Collected data
[Begin]
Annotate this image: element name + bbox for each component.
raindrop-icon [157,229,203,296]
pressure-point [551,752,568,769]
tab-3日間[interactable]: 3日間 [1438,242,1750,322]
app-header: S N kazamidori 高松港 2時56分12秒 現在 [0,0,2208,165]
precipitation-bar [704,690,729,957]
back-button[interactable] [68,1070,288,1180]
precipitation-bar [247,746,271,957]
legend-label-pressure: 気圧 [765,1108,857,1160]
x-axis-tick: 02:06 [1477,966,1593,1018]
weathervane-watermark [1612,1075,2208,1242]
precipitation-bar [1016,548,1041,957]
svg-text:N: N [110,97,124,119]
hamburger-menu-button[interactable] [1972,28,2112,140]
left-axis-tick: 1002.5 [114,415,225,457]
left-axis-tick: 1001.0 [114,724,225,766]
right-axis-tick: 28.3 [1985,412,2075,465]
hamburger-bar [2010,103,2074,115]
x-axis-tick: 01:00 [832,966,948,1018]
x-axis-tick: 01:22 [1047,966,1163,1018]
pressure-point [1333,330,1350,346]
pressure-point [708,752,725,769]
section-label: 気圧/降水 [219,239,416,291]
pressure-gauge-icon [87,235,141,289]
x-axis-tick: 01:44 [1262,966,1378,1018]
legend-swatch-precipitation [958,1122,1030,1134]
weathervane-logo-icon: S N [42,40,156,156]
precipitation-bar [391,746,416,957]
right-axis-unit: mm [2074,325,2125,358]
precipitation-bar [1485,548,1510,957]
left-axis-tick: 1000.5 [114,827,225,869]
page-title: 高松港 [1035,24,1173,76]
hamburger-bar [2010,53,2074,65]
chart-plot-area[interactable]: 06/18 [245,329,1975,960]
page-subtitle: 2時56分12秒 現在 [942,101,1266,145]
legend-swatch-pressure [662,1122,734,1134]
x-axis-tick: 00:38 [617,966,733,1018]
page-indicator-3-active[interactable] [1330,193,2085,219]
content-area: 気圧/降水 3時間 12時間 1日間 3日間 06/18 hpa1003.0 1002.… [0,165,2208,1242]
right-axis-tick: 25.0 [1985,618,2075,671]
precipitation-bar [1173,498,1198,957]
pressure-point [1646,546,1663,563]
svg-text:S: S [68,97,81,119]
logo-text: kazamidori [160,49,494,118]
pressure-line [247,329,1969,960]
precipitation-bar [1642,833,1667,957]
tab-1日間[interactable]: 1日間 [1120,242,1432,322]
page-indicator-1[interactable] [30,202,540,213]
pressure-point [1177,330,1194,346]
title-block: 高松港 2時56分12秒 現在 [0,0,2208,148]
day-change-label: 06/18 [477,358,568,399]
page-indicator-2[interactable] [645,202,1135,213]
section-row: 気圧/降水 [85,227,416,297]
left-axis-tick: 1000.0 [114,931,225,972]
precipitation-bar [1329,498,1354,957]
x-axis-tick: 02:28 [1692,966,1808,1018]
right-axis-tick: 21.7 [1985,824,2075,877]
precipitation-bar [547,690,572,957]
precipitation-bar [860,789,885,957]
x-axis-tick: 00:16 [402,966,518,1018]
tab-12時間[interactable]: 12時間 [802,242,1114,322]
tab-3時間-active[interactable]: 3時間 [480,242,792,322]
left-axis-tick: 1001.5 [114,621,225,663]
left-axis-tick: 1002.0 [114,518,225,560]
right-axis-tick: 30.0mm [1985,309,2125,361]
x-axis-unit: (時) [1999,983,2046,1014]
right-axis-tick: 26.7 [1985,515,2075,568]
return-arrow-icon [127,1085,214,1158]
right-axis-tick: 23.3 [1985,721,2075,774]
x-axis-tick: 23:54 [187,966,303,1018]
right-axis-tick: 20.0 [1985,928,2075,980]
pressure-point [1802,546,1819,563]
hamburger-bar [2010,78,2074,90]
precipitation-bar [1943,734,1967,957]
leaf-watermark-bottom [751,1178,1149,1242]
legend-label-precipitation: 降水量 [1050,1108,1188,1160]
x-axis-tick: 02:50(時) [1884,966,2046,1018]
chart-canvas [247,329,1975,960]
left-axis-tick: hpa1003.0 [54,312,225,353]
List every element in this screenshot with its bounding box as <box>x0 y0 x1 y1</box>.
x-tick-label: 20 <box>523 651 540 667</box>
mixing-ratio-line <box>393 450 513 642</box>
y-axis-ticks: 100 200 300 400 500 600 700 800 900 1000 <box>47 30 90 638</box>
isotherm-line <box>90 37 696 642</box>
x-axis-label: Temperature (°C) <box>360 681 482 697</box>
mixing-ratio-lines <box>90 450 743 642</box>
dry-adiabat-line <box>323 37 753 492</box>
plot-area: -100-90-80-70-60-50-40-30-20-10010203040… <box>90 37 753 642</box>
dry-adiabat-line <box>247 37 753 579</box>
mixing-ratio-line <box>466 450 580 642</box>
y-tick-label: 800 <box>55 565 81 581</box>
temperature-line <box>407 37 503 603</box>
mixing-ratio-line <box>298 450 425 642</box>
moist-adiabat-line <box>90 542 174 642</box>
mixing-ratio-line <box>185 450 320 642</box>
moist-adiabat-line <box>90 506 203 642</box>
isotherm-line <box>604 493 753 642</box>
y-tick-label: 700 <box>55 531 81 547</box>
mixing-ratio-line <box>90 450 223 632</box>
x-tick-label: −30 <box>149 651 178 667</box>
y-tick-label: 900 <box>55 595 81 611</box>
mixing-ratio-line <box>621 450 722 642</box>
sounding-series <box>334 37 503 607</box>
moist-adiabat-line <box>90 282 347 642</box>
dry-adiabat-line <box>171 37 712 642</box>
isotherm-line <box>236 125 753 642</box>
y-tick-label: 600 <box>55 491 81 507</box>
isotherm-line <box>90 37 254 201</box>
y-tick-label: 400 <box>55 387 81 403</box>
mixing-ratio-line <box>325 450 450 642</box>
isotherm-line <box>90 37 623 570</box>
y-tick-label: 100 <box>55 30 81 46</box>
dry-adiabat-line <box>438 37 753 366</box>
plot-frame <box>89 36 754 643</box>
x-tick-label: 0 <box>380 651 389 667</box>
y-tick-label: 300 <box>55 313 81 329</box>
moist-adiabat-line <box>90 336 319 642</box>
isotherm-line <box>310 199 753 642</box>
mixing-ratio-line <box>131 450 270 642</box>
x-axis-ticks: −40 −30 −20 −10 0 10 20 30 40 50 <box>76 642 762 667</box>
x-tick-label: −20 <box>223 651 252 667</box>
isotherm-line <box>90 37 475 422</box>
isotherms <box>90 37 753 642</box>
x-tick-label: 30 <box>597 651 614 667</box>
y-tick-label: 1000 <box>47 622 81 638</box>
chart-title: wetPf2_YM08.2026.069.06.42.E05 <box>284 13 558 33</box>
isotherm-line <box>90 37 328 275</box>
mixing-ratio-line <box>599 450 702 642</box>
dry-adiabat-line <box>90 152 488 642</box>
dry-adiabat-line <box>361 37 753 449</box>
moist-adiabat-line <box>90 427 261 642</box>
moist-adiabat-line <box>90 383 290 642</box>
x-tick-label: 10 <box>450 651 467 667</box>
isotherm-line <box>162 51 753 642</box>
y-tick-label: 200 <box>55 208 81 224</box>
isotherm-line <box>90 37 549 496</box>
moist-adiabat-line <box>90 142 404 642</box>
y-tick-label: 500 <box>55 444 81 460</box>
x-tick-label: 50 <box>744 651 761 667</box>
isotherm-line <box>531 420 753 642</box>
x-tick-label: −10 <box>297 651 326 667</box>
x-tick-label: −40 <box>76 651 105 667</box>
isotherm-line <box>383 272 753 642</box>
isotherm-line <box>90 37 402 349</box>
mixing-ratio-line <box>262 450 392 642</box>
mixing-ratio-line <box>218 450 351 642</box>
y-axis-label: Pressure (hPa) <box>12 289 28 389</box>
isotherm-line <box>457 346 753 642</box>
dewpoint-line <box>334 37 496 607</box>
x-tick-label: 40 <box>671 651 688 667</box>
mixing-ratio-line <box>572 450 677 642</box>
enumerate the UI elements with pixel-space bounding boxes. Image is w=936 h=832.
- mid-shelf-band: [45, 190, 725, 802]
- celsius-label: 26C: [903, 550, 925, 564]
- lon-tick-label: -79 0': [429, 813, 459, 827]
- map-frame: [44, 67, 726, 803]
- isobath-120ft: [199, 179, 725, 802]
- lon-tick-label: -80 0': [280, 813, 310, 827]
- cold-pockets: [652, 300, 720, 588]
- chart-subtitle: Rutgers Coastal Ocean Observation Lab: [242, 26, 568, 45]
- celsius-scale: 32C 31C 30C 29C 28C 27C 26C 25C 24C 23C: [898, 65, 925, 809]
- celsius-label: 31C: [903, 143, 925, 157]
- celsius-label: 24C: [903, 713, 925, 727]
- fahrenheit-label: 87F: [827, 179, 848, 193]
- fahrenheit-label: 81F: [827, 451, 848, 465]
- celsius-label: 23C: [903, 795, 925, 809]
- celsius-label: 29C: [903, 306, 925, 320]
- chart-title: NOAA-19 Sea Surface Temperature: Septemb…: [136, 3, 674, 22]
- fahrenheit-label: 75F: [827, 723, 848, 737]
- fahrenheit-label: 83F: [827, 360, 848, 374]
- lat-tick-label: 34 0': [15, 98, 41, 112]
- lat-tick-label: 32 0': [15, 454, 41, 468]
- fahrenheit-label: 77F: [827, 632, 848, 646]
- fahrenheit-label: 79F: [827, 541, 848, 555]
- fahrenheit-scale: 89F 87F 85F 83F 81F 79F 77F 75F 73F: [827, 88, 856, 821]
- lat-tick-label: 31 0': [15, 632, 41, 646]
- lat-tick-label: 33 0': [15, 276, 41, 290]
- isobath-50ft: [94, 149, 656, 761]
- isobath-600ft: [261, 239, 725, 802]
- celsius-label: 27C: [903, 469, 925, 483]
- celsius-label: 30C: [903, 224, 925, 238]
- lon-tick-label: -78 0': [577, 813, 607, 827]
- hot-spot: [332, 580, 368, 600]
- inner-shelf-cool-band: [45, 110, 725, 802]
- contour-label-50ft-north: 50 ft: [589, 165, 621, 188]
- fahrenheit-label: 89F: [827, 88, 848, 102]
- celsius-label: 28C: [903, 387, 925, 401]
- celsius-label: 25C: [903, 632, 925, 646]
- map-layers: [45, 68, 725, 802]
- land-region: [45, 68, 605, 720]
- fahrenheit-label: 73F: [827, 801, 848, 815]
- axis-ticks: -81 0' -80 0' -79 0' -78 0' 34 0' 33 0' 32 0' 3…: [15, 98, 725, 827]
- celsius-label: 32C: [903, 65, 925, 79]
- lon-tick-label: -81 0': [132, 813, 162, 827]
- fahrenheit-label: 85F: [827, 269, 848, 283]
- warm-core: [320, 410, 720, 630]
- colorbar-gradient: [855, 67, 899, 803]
[End]
## YOUR TASK:
Retype the stretch of the listing from its start through the line containing "x-axis-tick: 00:38 [617,966,733,1018]", keeping every line unchanged.

## TASK OUTPUT:
Annotate this image: element name + bbox for each component.
raindrop-icon [157,229,203,296]
pressure-point [551,752,568,769]
tab-3日間[interactable]: 3日間 [1438,242,1750,322]
app-header: S N kazamidori 高松港 2時56分12秒 現在 [0,0,2208,165]
precipitation-bar [704,690,729,957]
back-button[interactable] [68,1070,288,1180]
precipitation-bar [247,746,271,957]
legend-label-pressure: 気圧 [765,1108,857,1160]
x-axis-tick: 02:06 [1477,966,1593,1018]
weathervane-watermark [1612,1075,2208,1242]
precipitation-bar [1016,548,1041,957]
svg-text:N: N [110,97,124,119]
hamburger-menu-button[interactable] [1972,28,2112,140]
left-axis-tick: 1002.5 [114,415,225,457]
left-axis-tick: 1001.0 [114,724,225,766]
right-axis-tick: 28.3 [1985,412,2075,465]
hamburger-bar [2010,103,2074,115]
x-axis-tick: 01:00 [832,966,948,1018]
x-axis-tick: 01:22 [1047,966,1163,1018]
pressure-point [1333,330,1350,346]
pressure-point [708,752,725,769]
section-label: 気圧/降水 [219,239,416,291]
pressure-gauge-icon [87,235,141,289]
x-axis-tick: 01:44 [1262,966,1378,1018]
legend-swatch-precipitation [958,1122,1030,1134]
weathervane-logo-icon: S N [42,40,156,156]
precipitation-bar [391,746,416,957]
right-axis-unit: mm [2074,325,2125,358]
precipitation-bar [1485,548,1510,957]
left-axis-tick: 1000.5 [114,827,225,869]
page-title: 高松港 [1035,24,1173,76]
hamburger-bar [2010,53,2074,65]
chart-plot-area[interactable]: 06/18 [245,329,1975,960]
page-subtitle: 2時56分12秒 現在 [942,101,1266,145]
legend-swatch-pressure [662,1122,734,1134]
x-axis-tick: 00:38 [617,966,733,1018]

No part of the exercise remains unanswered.